_Written request:_
Quote the listing below in its entirety, omitting every image.

** Start Entries supplied **

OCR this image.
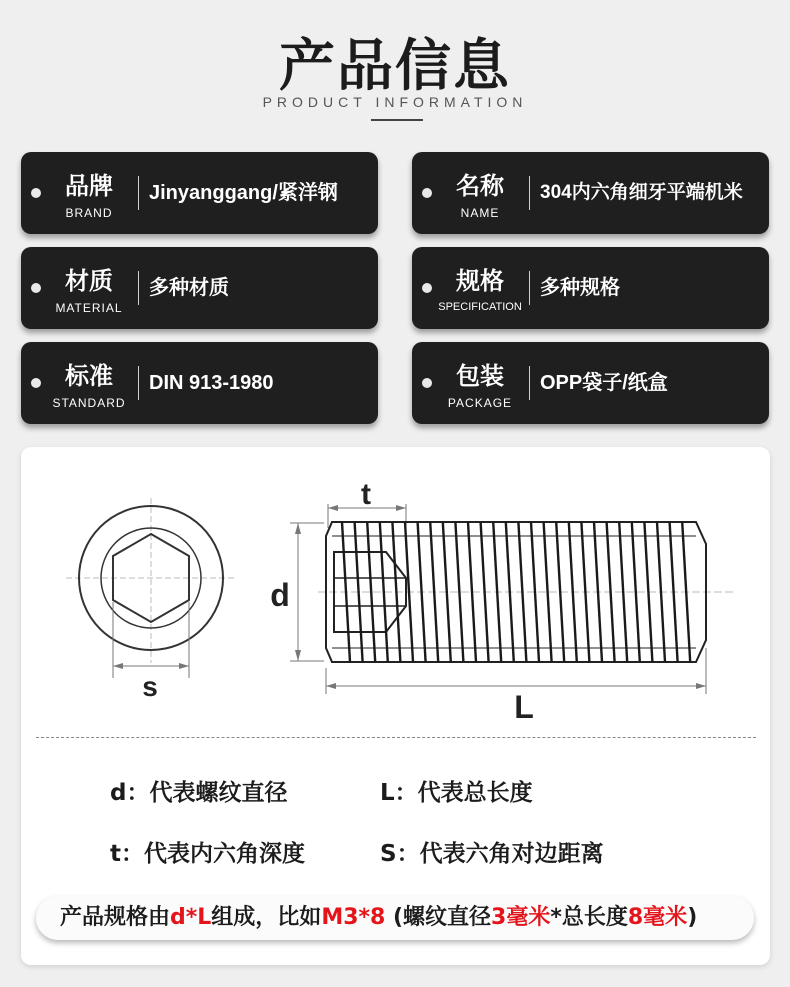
产品信息
PRODUCT INFORMATION
品牌
BRAND
Jinyanggang/紧洋钢	名称
NAME
304内六角细牙平端机米
材质
MATERIAL
多种材质	规格
SPECIFICATION
多种规格
标准
STANDARD
DIN 913-1980	包装
PACKAGE
OPP袋子/纸盒
s
t
d
L
d：代表螺纹直径	L：代表总长度
t：代表内六角深度	S：代表六角对边距离
产品规格由d*L组成，比如M3*8 (螺纹直径3毫米*总长度8毫米)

** End Entries supplied **

_Correct result:_
OCR this image.
产品信息
PRODUCT INFORMATION
品牌
BRAND
Jinyanggang/紧洋钢	名称
NAME
304内六角细牙平端机米
材质
MATERIAL
多种材质	规格
SPECIFICATION
多种规格
标准
STANDARD
DIN 913-1980	包装
PACKAGE
OPP袋子/纸盒
s
t
d
L
d：代表螺纹直径	L：代表总长度
t：代表内六角深度	S：代表六角对边距离
产品规格由d*L组成，比如M3*8 (螺纹直径3毫米*总长度8毫米)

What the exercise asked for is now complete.